* [Exercise task]: Find the lines of data that contain the string "Accuracy", then list them.

━━━━━━━━━━━━━━━━

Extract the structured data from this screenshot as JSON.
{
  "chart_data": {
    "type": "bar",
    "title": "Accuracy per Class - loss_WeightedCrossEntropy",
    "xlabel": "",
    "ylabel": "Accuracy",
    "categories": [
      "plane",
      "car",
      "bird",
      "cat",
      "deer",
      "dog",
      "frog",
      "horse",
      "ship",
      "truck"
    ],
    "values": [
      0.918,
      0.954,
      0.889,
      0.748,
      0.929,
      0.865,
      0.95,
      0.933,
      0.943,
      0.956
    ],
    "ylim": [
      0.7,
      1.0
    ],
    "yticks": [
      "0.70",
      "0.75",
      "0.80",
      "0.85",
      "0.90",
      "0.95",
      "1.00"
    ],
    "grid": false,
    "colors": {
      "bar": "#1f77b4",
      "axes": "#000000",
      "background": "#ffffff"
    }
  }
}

━━━━━━━━━━━━━━━━

* [Task answer]:
    "title": "Accuracy per Class - loss_WeightedCrossEntropy",
    "ylabel": "Accuracy",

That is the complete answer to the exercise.